WHAT YOU ARE ASKED TO DO: Your task is to transcribe all the entries exactly, excluding pictures.

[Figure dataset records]
>> begin

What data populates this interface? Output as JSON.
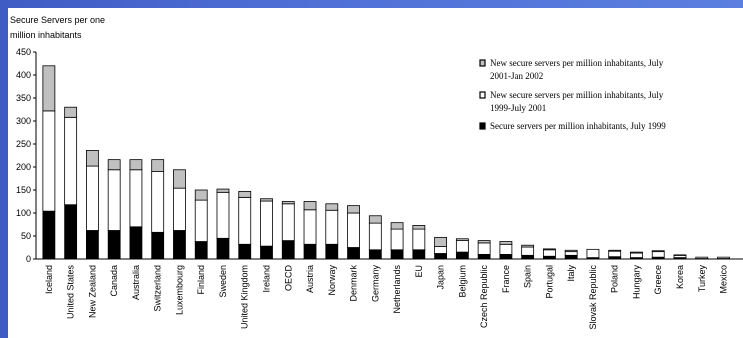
{
  "chart_data": {
    "type": "bar",
    "stacked": true,
    "ylabel_lines": [
      "Secure Servers per one",
      "million inhabitants"
    ],
    "ylim": [
      0,
      450
    ],
    "yticks": [
      0,
      50,
      100,
      150,
      200,
      250,
      300,
      350,
      400,
      450
    ],
    "categories": [
      "Iceland",
      "United States",
      "New Zealand",
      "Canada",
      "Australia",
      "Switzerland",
      "Luxembourg",
      "Finland",
      "Sweden",
      "United Kingdom",
      "Ireland",
      "OECD",
      "Austria",
      "Norway",
      "Denmark",
      "Germany",
      "Netherlands",
      "EU",
      "Japan",
      "Belgium",
      "Czech Republic",
      "France",
      "Spain",
      "Portugal",
      "Italy",
      "Slovak Republic",
      "Poland",
      "Hungary",
      "Greece",
      "Korea",
      "Turkey",
      "Mexico"
    ],
    "series": [
      {
        "name": "Secure servers per million inhabitants, July 1999",
        "color": "#000000",
        "values": [
          104,
          118,
          62,
          62,
          70,
          58,
          62,
          38,
          45,
          32,
          28,
          40,
          32,
          32,
          25,
          20,
          20,
          20,
          12,
          15,
          10,
          10,
          8,
          6,
          8,
          3,
          5,
          3,
          4,
          3,
          1,
          1
        ]
      },
      {
        "name": "New secure servers per million inhabitants, July 1999-July 2001",
        "color": "#ffffff",
        "values": [
          218,
          190,
          140,
          132,
          124,
          132,
          92,
          90,
          100,
          102,
          98,
          80,
          75,
          74,
          75,
          58,
          45,
          45,
          15,
          25,
          25,
          22,
          18,
          14,
          8,
          18,
          12,
          10,
          12,
          5,
          3,
          3
        ]
      },
      {
        "name": "New secure servers per million inhabitants, July 2001-Jan 2002",
        "color": "#c0c0c0",
        "values": [
          98,
          22,
          34,
          22,
          22,
          26,
          40,
          22,
          7,
          13,
          5,
          5,
          18,
          14,
          16,
          16,
          14,
          8,
          20,
          4,
          5,
          6,
          4,
          2,
          3,
          0,
          2,
          2,
          2,
          1,
          0,
          0
        ]
      }
    ],
    "legend_position": "top-right",
    "legend_order": [
      2,
      1,
      0
    ],
    "grid": false
  }
}
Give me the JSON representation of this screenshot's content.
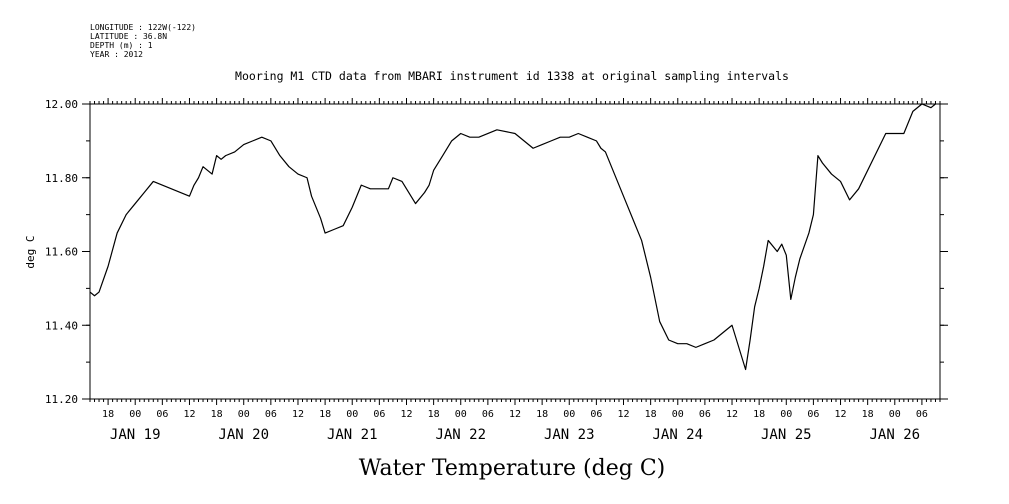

>> end

TASK RESPONSE:
What data populates this interface? Output as JSON.
{
  "chart_data": {
    "type": "bar",
    "stacked": true,
    "ylabel_lines": [
      "Secure Servers per one",
      "million inhabitants"
    ],
    "ylim": [
      0,
      450
    ],
    "yticks": [
      0,
      50,
      100,
      150,
      200,
      250,
      300,
      350,
      400,
      450
    ],
    "categories": [
      "Iceland",
      "United States",
      "New Zealand",
      "Canada",
      "Australia",
      "Switzerland",
      "Luxembourg",
      "Finland",
      "Sweden",
      "United Kingdom",
      "Ireland",
      "OECD",
      "Austria",
      "Norway",
      "Denmark",
      "Germany",
      "Netherlands",
      "EU",
      "Japan",
      "Belgium",
      "Czech Republic",
      "France",
      "Spain",
      "Portugal",
      "Italy",
      "Slovak Republic",
      "Poland",
      "Hungary",
      "Greece",
      "Korea",
      "Turkey",
      "Mexico"
    ],
    "series": [
      {
        "name": "Secure servers per million inhabitants, July 1999",
        "color": "#000000",
        "values": [
          104,
          118,
          62,
          62,
          70,
          58,
          62,
          38,
          45,
          32,
          28,
          40,
          32,
          32,
          25,
          20,
          20,
          20,
          12,
          15,
          10,
          10,
          8,
          6,
          8,
          3,
          5,
          3,
          4,
          3,
          1,
          1
        ]
      },
      {
        "name": "New secure servers per million inhabitants, July 1999-July 2001",
        "color": "#ffffff",
        "values": [
          218,
          190,
          140,
          132,
          124,
          132,
          92,
          90,
          100,
          102,
          98,
          80,
          75,
          74,
          75,
          58,
          45,
          45,
          15,
          25,
          25,
          22,
          18,
          14,
          8,
          18,
          12,
          10,
          12,
          5,
          3,
          3
        ]
      },
      {
        "name": "New secure servers per million inhabitants, July 2001-Jan 2002",
        "color": "#c0c0c0",
        "values": [
          98,
          22,
          34,
          22,
          22,
          26,
          40,
          22,
          7,
          13,
          5,
          5,
          18,
          14,
          16,
          16,
          14,
          8,
          20,
          4,
          5,
          6,
          4,
          2,
          3,
          0,
          2,
          2,
          2,
          1,
          0,
          0
        ]
      }
    ],
    "legend_position": "top-right",
    "legend_order": [
      2,
      1,
      0
    ],
    "grid": false
  }
}
Give me the JSON representation of this screenshot's content.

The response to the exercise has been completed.